> **What to do**
Which lines hold the word "Password"? Show each of them.

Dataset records

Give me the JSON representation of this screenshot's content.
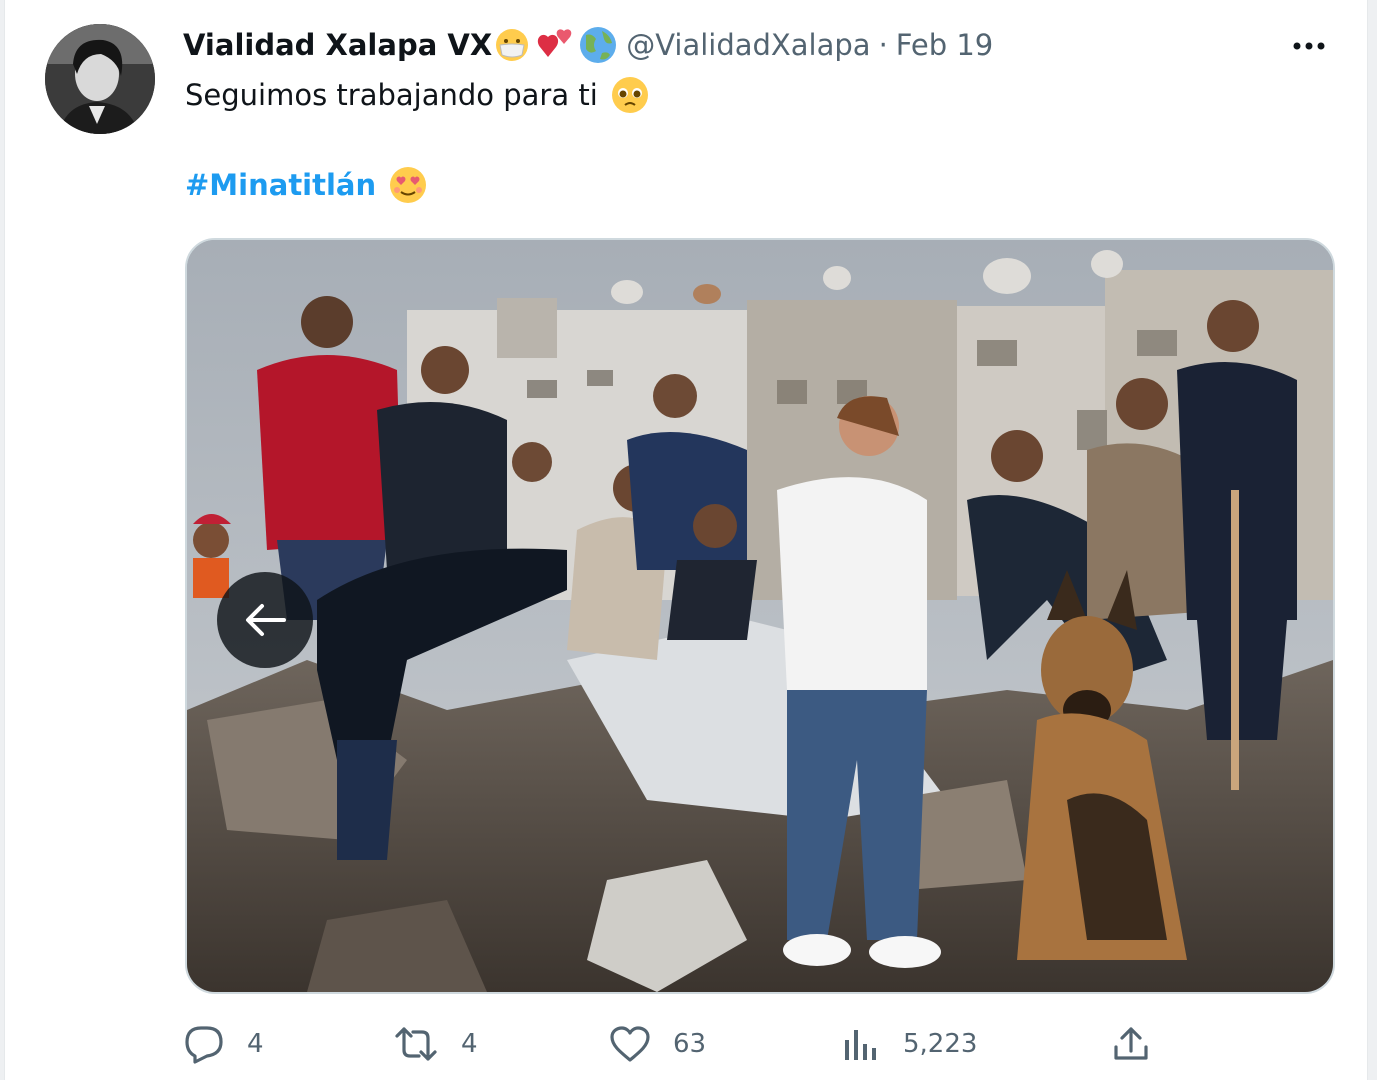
{
  "tweet": {
    "author_name": "Vialidad Xalapa VX",
    "name_emojis": [
      "face-with-mask-emoji",
      "two-hearts-emoji",
      "globe-emoji"
    ],
    "handle": "@VialidadXalapa",
    "separator": "·",
    "date": "Feb 19",
    "text_line1": "Seguimos trabajando para ti",
    "hashtag": "#Minatitlán",
    "emoji_line1": "pleading-face-emoji",
    "emoji_line2": "heart-eyes-face-emoji"
  },
  "media": {
    "description_icon": "photo",
    "prev_button_icon": "arrow-left-icon"
  },
  "actions": {
    "replies": "4",
    "retweets": "4",
    "likes": "63",
    "views": "5,223"
  },
  "colors": {
    "accent": "#1d9bf0",
    "muted_text": "#536471",
    "primary_text": "#0f1419"
  }
}
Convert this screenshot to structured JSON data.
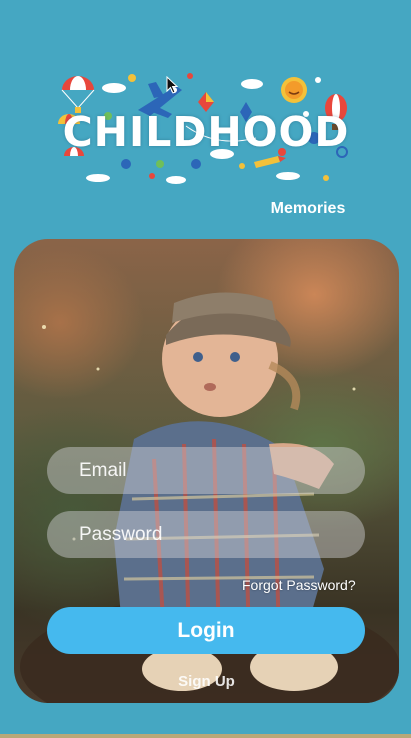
{
  "brand": {
    "title": "CHILDHOOD",
    "tagline": "Memories"
  },
  "login_form": {
    "email_placeholder": "Email",
    "password_placeholder": "Password",
    "forgot_label": "Forgot Password?",
    "login_label": "Login",
    "signup_label": "Sign Up"
  },
  "colors": {
    "background": "#45a7c2",
    "login_button": "#45b9ee",
    "text": "#ffffff"
  },
  "icons": [
    "parachute-icon",
    "airplane-icon",
    "kite-icon",
    "sun-icon",
    "balloon-icon",
    "cloud-icon",
    "mouse-cursor-icon"
  ]
}
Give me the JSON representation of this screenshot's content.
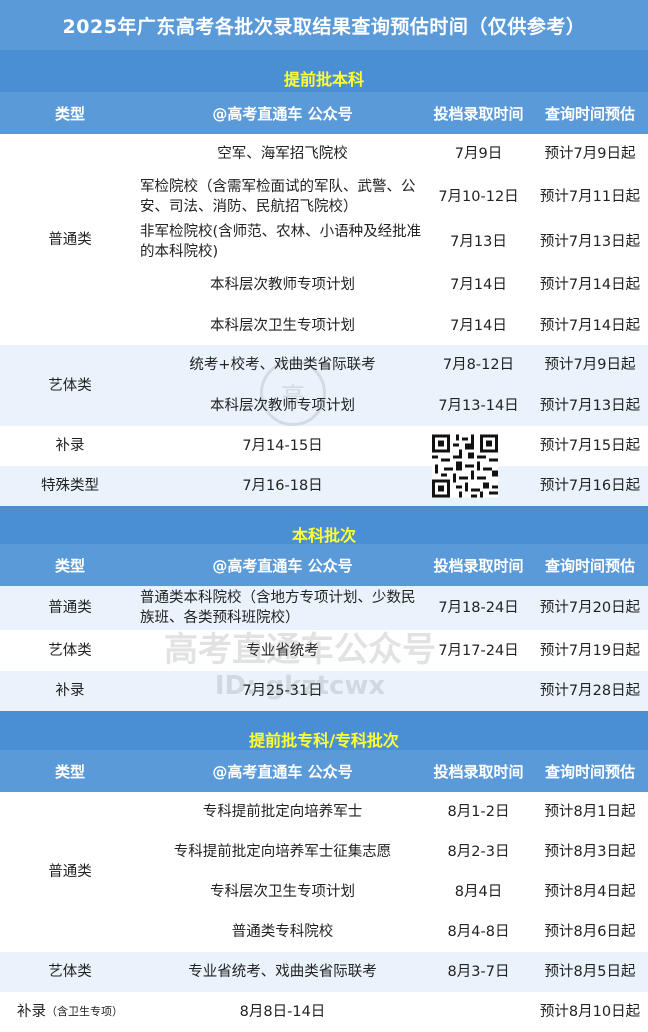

> **Correct answer**
    "password_placeholder": "Password",
    "forgot_label": "Forgot Password?",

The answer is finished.